• **GIVEN PROBLEM**
Give the number of lines in the data that hold the string "text". Nothing else is needed.

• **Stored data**
§
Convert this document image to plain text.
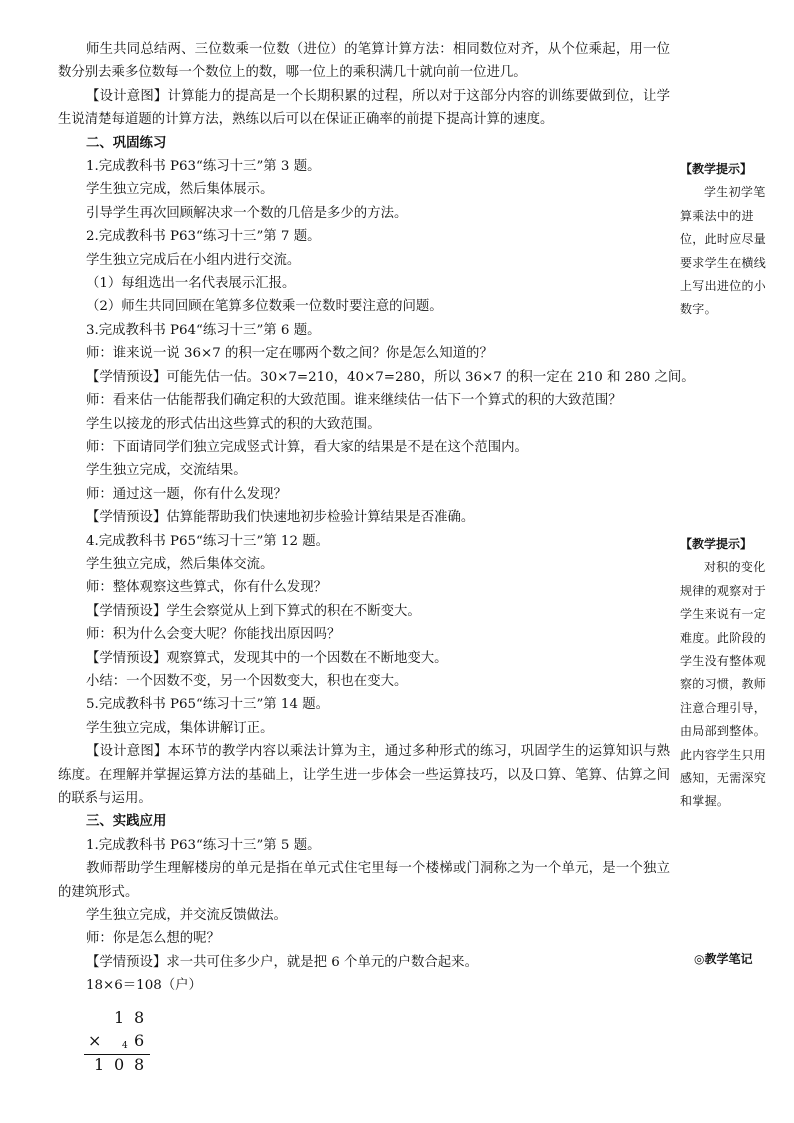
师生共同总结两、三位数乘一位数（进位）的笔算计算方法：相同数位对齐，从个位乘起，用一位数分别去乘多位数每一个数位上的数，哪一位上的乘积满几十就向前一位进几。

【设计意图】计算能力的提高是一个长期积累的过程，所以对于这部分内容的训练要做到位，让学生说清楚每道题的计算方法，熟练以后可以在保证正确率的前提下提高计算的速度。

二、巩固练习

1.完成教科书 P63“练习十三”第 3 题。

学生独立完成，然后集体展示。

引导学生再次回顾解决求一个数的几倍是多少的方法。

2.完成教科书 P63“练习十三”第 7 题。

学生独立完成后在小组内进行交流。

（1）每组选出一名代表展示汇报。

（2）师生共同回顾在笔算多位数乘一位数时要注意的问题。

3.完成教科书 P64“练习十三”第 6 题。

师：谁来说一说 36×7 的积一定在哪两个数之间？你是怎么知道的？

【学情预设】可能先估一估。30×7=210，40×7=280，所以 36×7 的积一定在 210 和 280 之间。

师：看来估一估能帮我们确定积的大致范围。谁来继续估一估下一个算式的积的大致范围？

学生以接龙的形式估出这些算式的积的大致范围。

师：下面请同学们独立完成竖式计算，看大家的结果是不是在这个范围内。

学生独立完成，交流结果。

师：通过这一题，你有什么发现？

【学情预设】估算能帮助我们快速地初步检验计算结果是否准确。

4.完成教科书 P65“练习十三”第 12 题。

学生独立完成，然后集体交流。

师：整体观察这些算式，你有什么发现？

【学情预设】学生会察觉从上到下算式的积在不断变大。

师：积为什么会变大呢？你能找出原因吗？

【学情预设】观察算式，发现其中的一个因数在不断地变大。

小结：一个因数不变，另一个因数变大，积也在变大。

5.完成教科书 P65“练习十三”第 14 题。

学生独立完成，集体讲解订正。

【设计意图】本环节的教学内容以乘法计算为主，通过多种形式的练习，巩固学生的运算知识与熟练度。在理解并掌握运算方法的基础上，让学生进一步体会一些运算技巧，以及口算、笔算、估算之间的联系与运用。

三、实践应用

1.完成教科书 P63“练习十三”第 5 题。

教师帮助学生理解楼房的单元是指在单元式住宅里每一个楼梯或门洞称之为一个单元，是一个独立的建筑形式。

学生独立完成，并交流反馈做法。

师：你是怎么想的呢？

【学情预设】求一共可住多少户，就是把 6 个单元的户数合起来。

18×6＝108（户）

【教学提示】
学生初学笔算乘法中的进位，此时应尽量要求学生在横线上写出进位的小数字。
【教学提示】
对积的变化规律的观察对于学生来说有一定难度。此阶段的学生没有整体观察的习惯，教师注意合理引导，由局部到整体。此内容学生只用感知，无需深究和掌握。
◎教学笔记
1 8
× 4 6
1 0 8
§
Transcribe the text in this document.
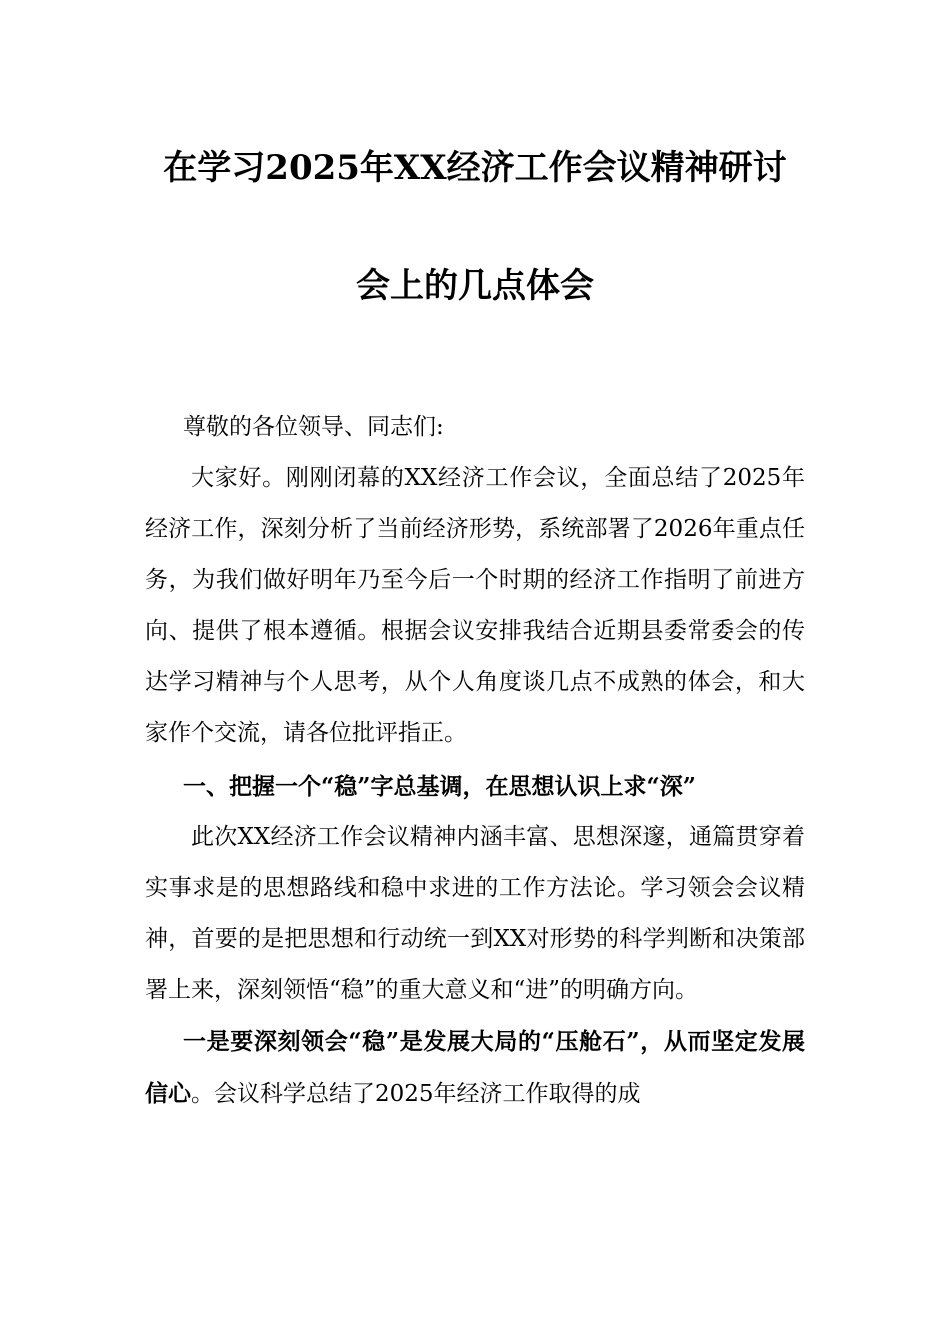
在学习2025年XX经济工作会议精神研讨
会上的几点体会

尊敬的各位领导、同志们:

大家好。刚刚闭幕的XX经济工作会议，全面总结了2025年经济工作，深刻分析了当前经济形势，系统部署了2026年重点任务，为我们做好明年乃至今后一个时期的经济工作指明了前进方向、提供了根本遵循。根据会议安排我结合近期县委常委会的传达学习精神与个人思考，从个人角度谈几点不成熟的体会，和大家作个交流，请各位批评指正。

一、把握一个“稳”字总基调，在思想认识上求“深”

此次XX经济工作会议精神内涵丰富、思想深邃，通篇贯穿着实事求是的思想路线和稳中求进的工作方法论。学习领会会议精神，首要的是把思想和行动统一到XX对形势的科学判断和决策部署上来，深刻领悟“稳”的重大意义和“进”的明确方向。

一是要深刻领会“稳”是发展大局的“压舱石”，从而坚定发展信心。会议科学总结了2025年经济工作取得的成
§
• **WRITTEN SOLUTION**
2